▶ **Work to be completed**:
Copy out each line featuring the string "hospital" from the entries beneath.

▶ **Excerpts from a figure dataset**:
------------------------------------------------------------------------

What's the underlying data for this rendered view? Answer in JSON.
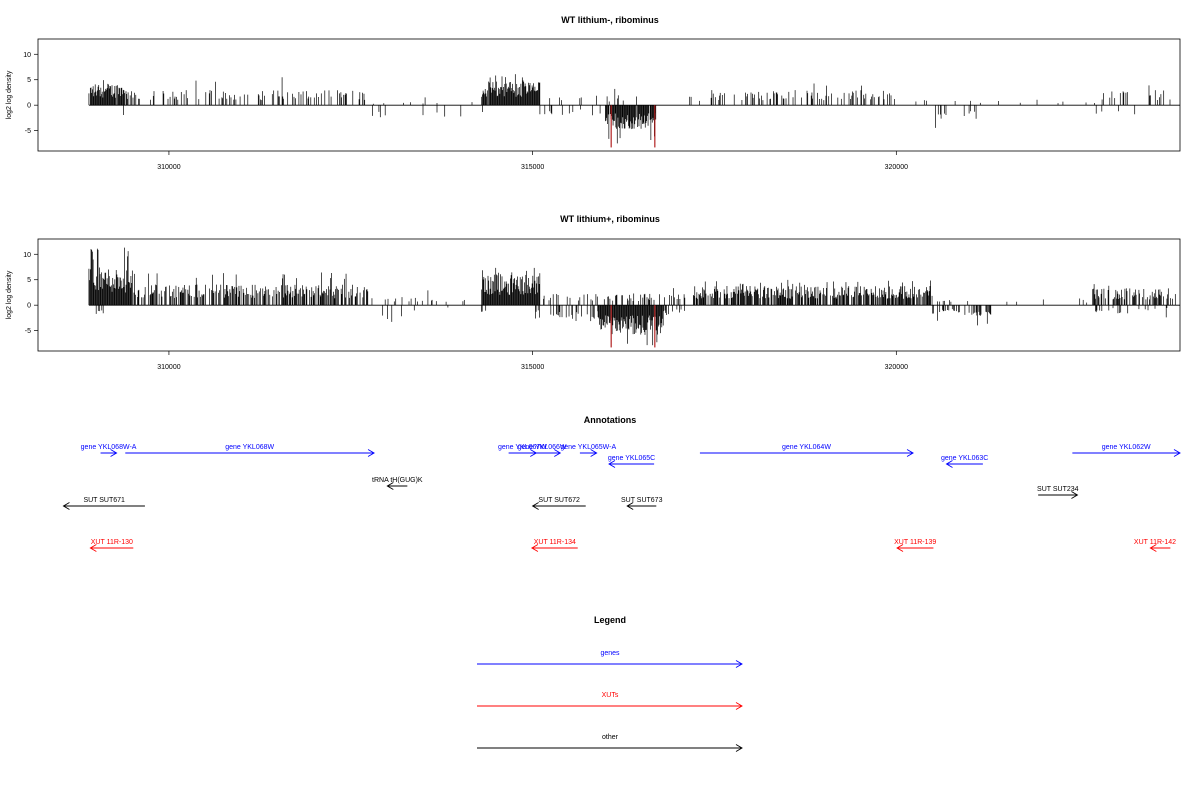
{
  "colors": {
    "genes": "#0000ff",
    "xuts": "#ff0000",
    "other": "#000000",
    "axis": "#000000",
    "highlight": "#b22222"
  },
  "chart_data": [
    {
      "type": "bar",
      "title": "WT lithium-, ribominus",
      "ylabel": "log2 log density",
      "xlim": [
        308200,
        323900
      ],
      "ylim": [
        -9,
        13
      ],
      "x_ticks": [
        310000,
        315000,
        320000
      ],
      "y_ticks": [
        -5,
        0,
        5,
        10
      ],
      "x_range": [
        308900,
        323900
      ],
      "grid": false,
      "legend": "none",
      "series": [
        {
          "strand": "plus",
          "regions": [
            {
              "start": 308900,
              "end": 309400,
              "mean": 3.2,
              "max": 6.0,
              "density": 0.9
            },
            {
              "start": 309400,
              "end": 312800,
              "mean": 2.2,
              "max": 6.1,
              "density": 0.3
            },
            {
              "start": 312800,
              "end": 314300,
              "mean": 0.6,
              "max": 2.0,
              "density": 0.03
            },
            {
              "start": 314300,
              "end": 315100,
              "mean": 3.5,
              "max": 6.2,
              "density": 0.95
            },
            {
              "start": 315100,
              "end": 317300,
              "mean": 1.5,
              "max": 3.5,
              "density": 0.04
            },
            {
              "start": 317300,
              "end": 320000,
              "mean": 2.2,
              "max": 4.4,
              "density": 0.28
            },
            {
              "start": 320000,
              "end": 322800,
              "mean": 0.8,
              "max": 2.0,
              "density": 0.04
            },
            {
              "start": 322800,
              "end": 323900,
              "mean": 2.2,
              "max": 4.0,
              "density": 0.12
            }
          ]
        },
        {
          "strand": "minus",
          "regions": [
            {
              "start": 309300,
              "end": 309400,
              "mean": 1.5,
              "max": 2.0,
              "density": 0.15
            },
            {
              "start": 312800,
              "end": 314600,
              "mean": 1.8,
              "max": 3.8,
              "density": 0.08
            },
            {
              "start": 315100,
              "end": 316000,
              "mean": 1.5,
              "max": 3.0,
              "density": 0.12
            },
            {
              "start": 316000,
              "end": 316700,
              "mean": 3.5,
              "max": 8.0,
              "density": 0.95
            },
            {
              "start": 320500,
              "end": 321200,
              "mean": 2.0,
              "max": 4.8,
              "density": 0.12
            },
            {
              "start": 322700,
              "end": 323300,
              "mean": 1.4,
              "max": 3.0,
              "density": 0.08
            }
          ]
        }
      ],
      "highlights": [
        {
          "x": 316080,
          "y": -8.3
        },
        {
          "x": 316680,
          "y": -8.3
        }
      ]
    },
    {
      "type": "bar",
      "title": "WT lithium+, ribominus",
      "ylabel": "log2 log density",
      "xlim": [
        308200,
        323900
      ],
      "ylim": [
        -9,
        13
      ],
      "x_ticks": [
        310000,
        315000,
        320000
      ],
      "y_ticks": [
        -5,
        0,
        5,
        10
      ],
      "x_range": [
        308900,
        323900
      ],
      "grid": false,
      "legend": "none",
      "series": [
        {
          "strand": "plus",
          "regions": [
            {
              "start": 308900,
              "end": 309500,
              "mean": 5.5,
              "max": 11.5,
              "density": 1.0
            },
            {
              "start": 309500,
              "end": 312800,
              "mean": 3.0,
              "max": 6.8,
              "density": 0.6
            },
            {
              "start": 312800,
              "end": 314300,
              "mean": 1.2,
              "max": 3.0,
              "density": 0.1
            },
            {
              "start": 314300,
              "end": 315100,
              "mean": 4.5,
              "max": 7.5,
              "density": 1.0
            },
            {
              "start": 315100,
              "end": 317200,
              "mean": 1.8,
              "max": 4.0,
              "density": 0.25
            },
            {
              "start": 317200,
              "end": 320500,
              "mean": 2.8,
              "max": 5.0,
              "density": 0.75
            },
            {
              "start": 320500,
              "end": 322700,
              "mean": 1.0,
              "max": 2.8,
              "density": 0.08
            },
            {
              "start": 322700,
              "end": 323900,
              "mean": 2.5,
              "max": 4.8,
              "density": 0.5
            }
          ]
        },
        {
          "strand": "minus",
          "regions": [
            {
              "start": 309000,
              "end": 309100,
              "mean": 1.2,
              "max": 1.8,
              "density": 0.2
            },
            {
              "start": 312900,
              "end": 313200,
              "mean": 2.5,
              "max": 6.0,
              "density": 0.15
            },
            {
              "start": 313200,
              "end": 314400,
              "mean": 1.0,
              "max": 2.2,
              "density": 0.05
            },
            {
              "start": 315000,
              "end": 315900,
              "mean": 2.0,
              "max": 4.0,
              "density": 0.3
            },
            {
              "start": 315900,
              "end": 316800,
              "mean": 4.5,
              "max": 9.0,
              "density": 1.0
            },
            {
              "start": 316800,
              "end": 317100,
              "mean": 1.8,
              "max": 3.5,
              "density": 0.3
            },
            {
              "start": 320500,
              "end": 321300,
              "mean": 1.6,
              "max": 4.0,
              "density": 0.35
            },
            {
              "start": 322700,
              "end": 323800,
              "mean": 1.2,
              "max": 2.6,
              "density": 0.15
            }
          ]
        }
      ],
      "highlights": [
        {
          "x": 316080,
          "y": -8.3
        },
        {
          "x": 316680,
          "y": -8.3
        }
      ]
    }
  ],
  "annotations": {
    "title": "Annotations",
    "xlim": [
      308200,
      323900
    ],
    "items": [
      {
        "label": "gene YKL068W-A",
        "start": 309060,
        "end": 309280,
        "strand": "+",
        "category": "genes",
        "track": 1
      },
      {
        "label": "gene YKL068W",
        "start": 309400,
        "end": 312820,
        "strand": "+",
        "category": "genes",
        "track": 1
      },
      {
        "label": "gene YKL067W",
        "start": 314670,
        "end": 315050,
        "strand": "+",
        "category": "genes",
        "track": 1
      },
      {
        "label": "gene YKL066W",
        "start": 314880,
        "end": 315380,
        "strand": "+",
        "category": "genes",
        "track": 1
      },
      {
        "label": "gene YKL065W-A",
        "start": 315650,
        "end": 315880,
        "strand": "+",
        "category": "genes",
        "track": 1
      },
      {
        "label": "gene YKL065C",
        "start": 316050,
        "end": 316670,
        "strand": "-",
        "category": "genes",
        "track": 2
      },
      {
        "label": "gene YKL064W",
        "start": 317300,
        "end": 320230,
        "strand": "+",
        "category": "genes",
        "track": 1
      },
      {
        "label": "gene YKL063C",
        "start": 320690,
        "end": 321190,
        "strand": "-",
        "category": "genes",
        "track": 2
      },
      {
        "label": "gene YKL062W",
        "start": 322420,
        "end": 323900,
        "strand": "+",
        "category": "genes",
        "track": 1
      },
      {
        "label": "tRNA tH(GUG)K",
        "start": 313080,
        "end": 313200,
        "strand": "-",
        "category": "other",
        "track": 3
      },
      {
        "label": "SUT SUT671",
        "start": 308550,
        "end": 309670,
        "strand": "-",
        "category": "other",
        "track": 4
      },
      {
        "label": "SUT SUT672",
        "start": 315000,
        "end": 315730,
        "strand": "-",
        "category": "other",
        "track": 4
      },
      {
        "label": "SUT SUT673",
        "start": 316300,
        "end": 316700,
        "strand": "-",
        "category": "other",
        "track": 4
      },
      {
        "label": "SUT SUT234",
        "start": 321950,
        "end": 322490,
        "strand": "+",
        "category": "other",
        "track": 5
      },
      {
        "label": "XUT 11R-130",
        "start": 308920,
        "end": 309510,
        "strand": "-",
        "category": "xuts",
        "track": 6
      },
      {
        "label": "XUT 11R-134",
        "start": 314990,
        "end": 315620,
        "strand": "-",
        "category": "xuts",
        "track": 6
      },
      {
        "label": "XUT 11R-139",
        "start": 320010,
        "end": 320510,
        "strand": "-",
        "category": "xuts",
        "track": 6
      },
      {
        "label": "XUT 11R-142",
        "start": 323640,
        "end": 323620,
        "strand": "-",
        "category": "xuts",
        "track": 6
      }
    ]
  },
  "legend": {
    "title": "Legend",
    "items": [
      {
        "label": "genes",
        "category": "genes"
      },
      {
        "label": "XUTs",
        "category": "xuts"
      },
      {
        "label": "other",
        "category": "other"
      }
    ]
  }
}
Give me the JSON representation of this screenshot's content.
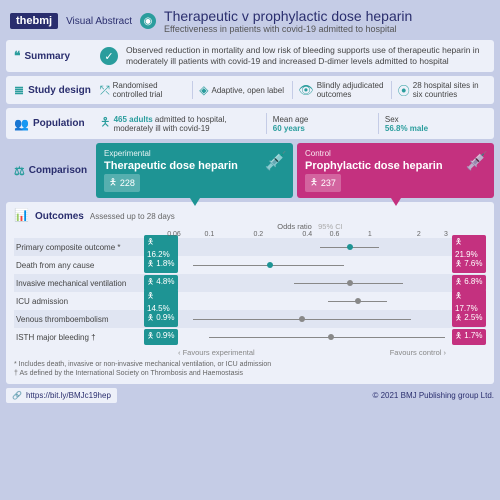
{
  "header": {
    "brand": "thebmj",
    "va": "Visual Abstract",
    "title": "Therapeutic v prophylactic dose heparin",
    "subtitle": "Effectiveness in patients with covid-19 admitted to hospital"
  },
  "summary": {
    "label": "Summary",
    "text": "Observed reduction in mortality and low risk of bleeding supports use of therapeutic heparin in moderately ill patients with covid-19 and increased D-dimer levels admitted to hospital"
  },
  "design": {
    "label": "Study design",
    "items": [
      "Randomised controlled trial",
      "Adaptive, open label",
      "Blindly adjudicated outcomes",
      "28 hospital sites in six countries"
    ]
  },
  "pop": {
    "label": "Population",
    "n": "465 adults",
    "desc": " admitted to hospital, moderately ill with covid-19",
    "age_l": "Mean age",
    "age": "60 years",
    "sex_l": "Sex",
    "sex": "56.8% male"
  },
  "comp": {
    "label": "Comparison",
    "exp": {
      "tag": "Experimental",
      "name": "Therapeutic dose heparin",
      "n": "228",
      "color": "#1e9494"
    },
    "ctrl": {
      "tag": "Control",
      "name": "Prophylactic dose heparin",
      "n": "237",
      "color": "#c4317f"
    }
  },
  "outcomes": {
    "label": "Outcomes",
    "sub": "Assessed up to 28 days",
    "axis_label": "Odds ratio",
    "ci_label": "95% CI",
    "ticks": [
      {
        "v": 0.06,
        "p": 0
      },
      {
        "v": 0.1,
        "p": 13
      },
      {
        "v": 0.2,
        "p": 31
      },
      {
        "v": 0.4,
        "p": 49
      },
      {
        "v": 0.6,
        "p": 59
      },
      {
        "v": 1,
        "p": 72
      },
      {
        "v": 2,
        "p": 90
      },
      {
        "v": 3,
        "p": 100
      }
    ],
    "rows": [
      {
        "name": "Primary composite outcome *",
        "e": "16.2%",
        "c": "21.9%",
        "or": 0.69,
        "lo": 0.43,
        "hi": 1.1,
        "color": "#1e9494",
        "pl": 52,
        "pw": 22,
        "pp": 63
      },
      {
        "name": "Death from any cause",
        "e": "1.8%",
        "c": "7.6%",
        "or": 0.22,
        "lo": 0.07,
        "hi": 0.65,
        "color": "#1e9494",
        "pl": 4,
        "pw": 57,
        "pp": 33
      },
      {
        "name": "Invasive mechanical ventilation",
        "e": "4.8%",
        "c": "6.8%",
        "or": 0.69,
        "lo": 0.32,
        "hi": 1.55,
        "color": "#888",
        "pl": 42,
        "pw": 41,
        "pp": 63
      },
      {
        "name": "ICU admission",
        "e": "14.5%",
        "c": "17.7%",
        "or": 0.79,
        "lo": 0.5,
        "hi": 1.23,
        "color": "#888",
        "pl": 55,
        "pw": 22,
        "pp": 66
      },
      {
        "name": "Venous thromboembolism",
        "e": "0.9%",
        "c": "2.5%",
        "or": 0.34,
        "lo": 0.07,
        "hi": 1.71,
        "color": "#888",
        "pl": 4,
        "pw": 82,
        "pp": 45
      },
      {
        "name": "ISTH major bleeding †",
        "e": "0.9%",
        "c": "1.7%",
        "or": 0.52,
        "lo": 0.09,
        "hi": 2.85,
        "color": "#888",
        "pl": 10,
        "pw": 89,
        "pp": 56
      }
    ],
    "fav_e": "‹ Favours experimental",
    "fav_c": "Favours control ›",
    "note1": "* Includes death, invasive or non-invasive mechanical ventilation, or ICU admission",
    "note2": "† As defined by the International Society on Thrombosis and Haemostasis"
  },
  "footer": {
    "url": "https://bit.ly/BMJc19hep",
    "copy": "© 2021 BMJ Publishing group Ltd."
  }
}
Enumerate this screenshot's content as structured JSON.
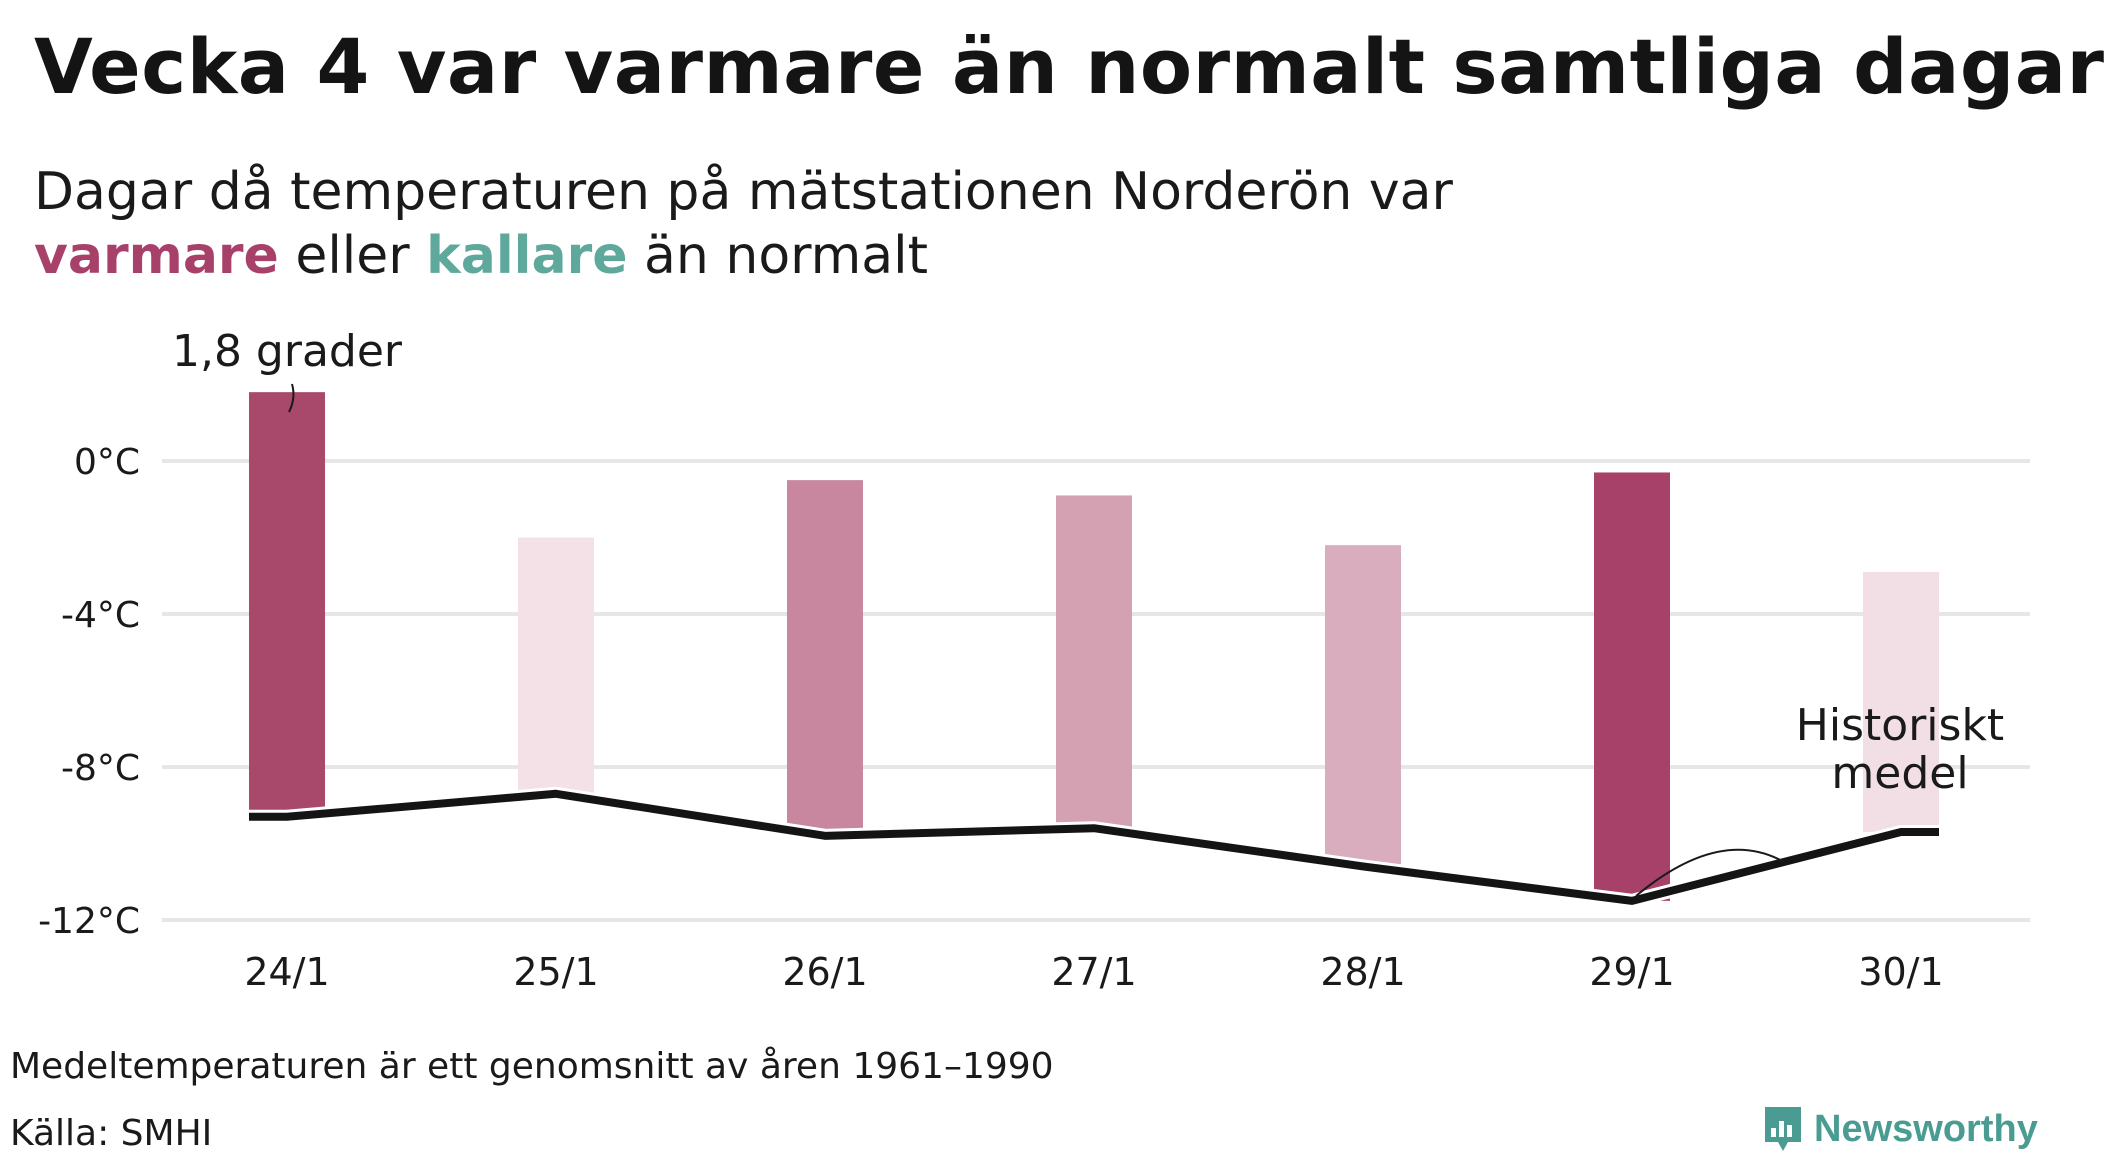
{
  "title": "Vecka 4 var varmare än normalt samtliga dagar",
  "subtitle": {
    "line1": "Dagar då temperaturen på mätstationen Norderön var",
    "warm_word": "varmare",
    "or_word": "eller",
    "cold_word": "kallare",
    "tail": "än normalt"
  },
  "colors": {
    "warm_text": "#a8416a",
    "cold_text": "#5fa89c",
    "mean_line": "#141414",
    "grid": "#e6e6e6"
  },
  "chart_data": {
    "type": "bar",
    "categories": [
      "24/1",
      "25/1",
      "26/1",
      "27/1",
      "28/1",
      "29/1",
      "30/1"
    ],
    "series": [
      {
        "values": [
          1.8,
          -2.0,
          -0.5,
          -0.9,
          -2.2,
          -0.3,
          -2.9
        ]
      },
      {
        "name": "Historiskt medel",
        "values": [
          -9.3,
          -8.7,
          -9.8,
          -9.6,
          -10.6,
          -11.5,
          -9.7
        ]
      }
    ],
    "bar_colors": [
      "#a8496c",
      "#f4e1e8",
      "#c8879f",
      "#d4a1b3",
      "#d9adbd",
      "#a7416a",
      "#f2dfe6"
    ],
    "yticks": [
      0,
      -4,
      -8,
      -12
    ],
    "ytick_labels": [
      "0°C",
      "-4°C",
      "-8°C",
      "-12°C"
    ],
    "ylim": [
      -12,
      2
    ],
    "grid": true,
    "annotations": {
      "top_bar": "1,8 grader",
      "mean_line_1": "Historiskt",
      "mean_line_2": "medel"
    }
  },
  "footer": {
    "note": "Medeltemperaturen är ett genomsnitt av åren 1961–1990",
    "source": "Källa: SMHI",
    "brand": "Newsworthy",
    "brand_color": "#4a9c92"
  }
}
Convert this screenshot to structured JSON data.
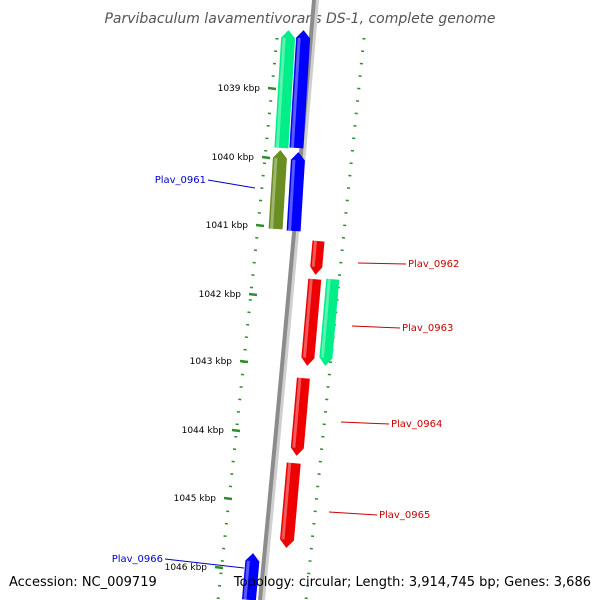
{
  "title": "Parvibaculum lavamentivorans DS-1, complete genome",
  "footer": {
    "accession": "Accession: NC_009719",
    "summary": "Topology: circular; Length: 3,914,745 bp; Genes: 3,686"
  },
  "colors": {
    "backbone": "#8c8c8c",
    "tick": "#2e8b2e",
    "label_forward": "#cc0000",
    "label_reverse": "#0000cc"
  },
  "ruler": [
    "1039 kbp",
    "1040 kbp",
    "1041 kbp",
    "1042 kbp",
    "1043 kbp",
    "1044 kbp",
    "1045 kbp",
    "1046 kbp"
  ],
  "genes": [
    {
      "name": "",
      "strand": "reverse",
      "track": "inner",
      "color": "#0000ff"
    },
    {
      "name": "",
      "strand": "reverse",
      "track": "outer",
      "color": "#00ee88"
    },
    {
      "name": "Plav_0961",
      "strand": "reverse",
      "track": "inner",
      "color": "#0000ff"
    },
    {
      "name": "",
      "strand": "reverse",
      "track": "outer",
      "color": "#6b8e23"
    },
    {
      "name": "Plav_0962",
      "strand": "forward",
      "track": "inner",
      "color": "#ee0000"
    },
    {
      "name": "Plav_0963",
      "strand": "forward",
      "track": "inner",
      "color": "#ee0000"
    },
    {
      "name": "",
      "strand": "forward",
      "track": "outer",
      "color": "#00ee88"
    },
    {
      "name": "Plav_0964",
      "strand": "forward",
      "track": "inner",
      "color": "#ee0000"
    },
    {
      "name": "Plav_0965",
      "strand": "forward",
      "track": "inner",
      "color": "#ee0000"
    },
    {
      "name": "Plav_0966",
      "strand": "reverse",
      "track": "inner",
      "color": "#0000ff"
    }
  ]
}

------------------------------------------------------------------------

▶ **Reply**:
    "subtitle": "Effectiveness in patients with covid-19 admitted to hospital"
    "text": "Observed reduction in mortality and low risk of bleeding supports use of therapeutic heparin in moderately ill patients with covid-19 and increased D-dimer levels admitted to hospital"
      "28 hospital sites in six countries"
    "desc": " admitted to hospital, moderately ill with covid-19",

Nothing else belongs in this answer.